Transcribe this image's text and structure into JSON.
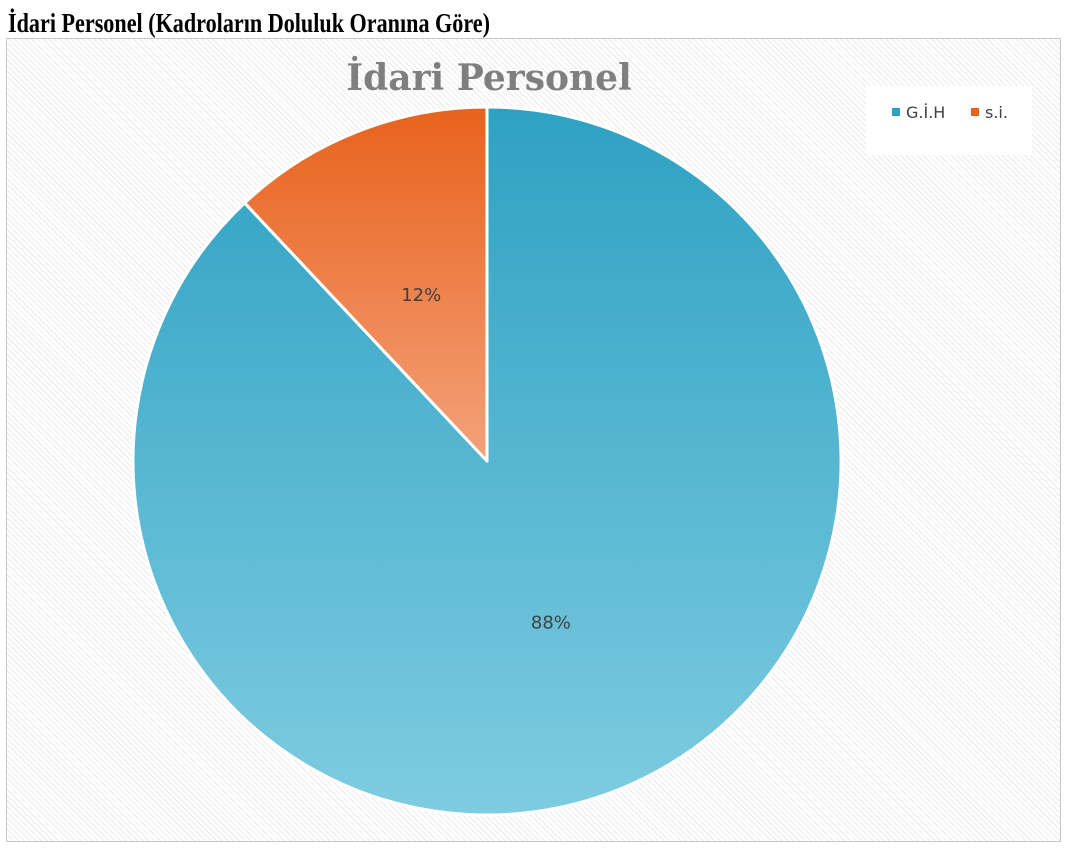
{
  "page": {
    "heading": "İdari Personel (Kadroların Doluluk Oranına Göre)"
  },
  "chart_data": {
    "type": "pie",
    "title": "İdari Personel",
    "legend_position": "top-right",
    "categories": [
      "G.İ.H",
      "s.i."
    ],
    "values": [
      88,
      12
    ],
    "labels": [
      "88%",
      "12%"
    ],
    "colors": {
      "G.İ.H": {
        "base": "#2EA1C2",
        "light": "#7ECCE1"
      },
      "s.i.": {
        "base": "#E8621C",
        "light": "#F4A17A"
      }
    }
  }
}
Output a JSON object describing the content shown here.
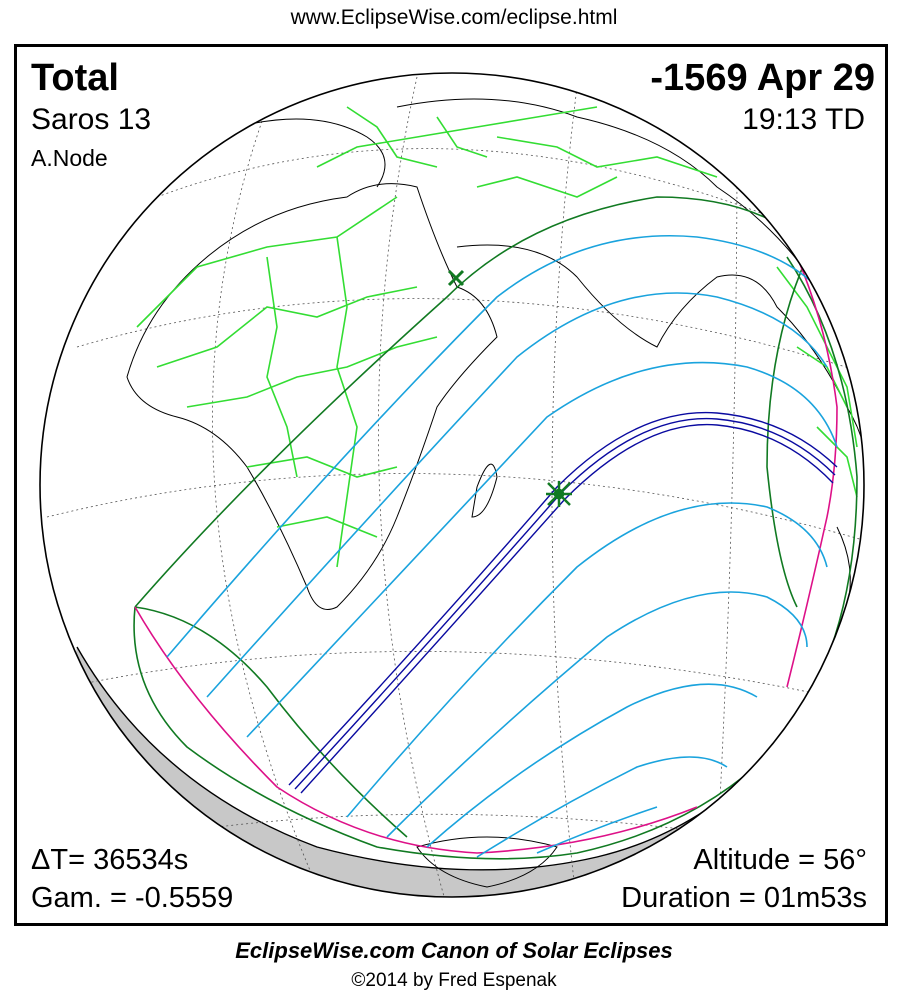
{
  "header": {
    "url": "www.EclipseWise.com/eclipse.html"
  },
  "eclipse": {
    "type": "Total",
    "date": "-1569 Apr 29",
    "saros": "Saros  13",
    "time": "19:13 TD",
    "node": "A.Node",
    "delta_t": "ΔT=  36534s",
    "gamma": "Gam. = -0.5559",
    "altitude": "Altitude = 56°",
    "duration": "Duration = 01m53s"
  },
  "footer": {
    "canon": "EclipseWise.com Canon of Solar Eclipses",
    "copyright": "©2014 by Fred Espenak"
  },
  "colors": {
    "coastline": "#000000",
    "borders": "#33dd33",
    "penumbral_limits": "#117a22",
    "magnitude_curves": "#1aa3dd",
    "central_path": "#0a0aa0",
    "rise_set_curves": "#dd1188",
    "night_shade": "#c8c8c8"
  },
  "icons": {
    "greatest_eclipse": "star-marker-icon",
    "greatest_duration": "x-marker-icon"
  }
}
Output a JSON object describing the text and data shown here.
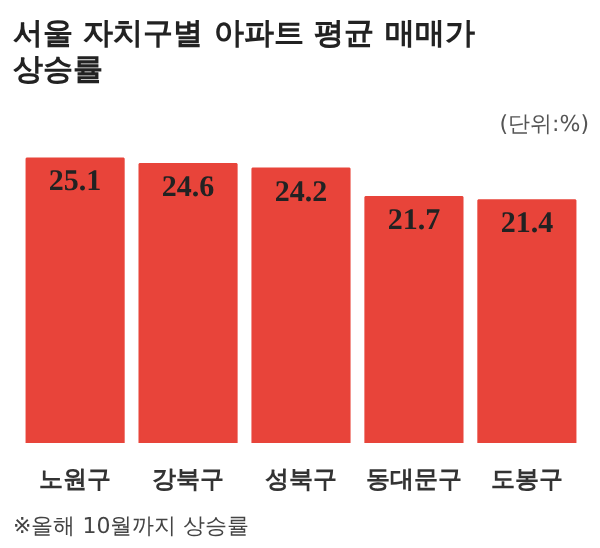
{
  "chart_data": {
    "type": "bar",
    "title": "서울 자치구별 아파트 평균 매매가\n상승률",
    "subtitle": "(단위:%)",
    "categories": [
      "노원구",
      "강북구",
      "성북구",
      "동대문구",
      "도봉구"
    ],
    "values": [
      25.1,
      24.6,
      24.2,
      21.7,
      21.4
    ],
    "color": "#e8443a",
    "data_labels": true,
    "grid": false,
    "annotations": [
      "※올해 10월까지 상승률"
    ]
  }
}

What the task asks
Lines containing the string "EclipseWise" are to be selected and copied.

Result of the task
    "url": "www.EclipseWise.com/eclipse.html"
    "canon": "EclipseWise.com Canon of Solar Eclipses",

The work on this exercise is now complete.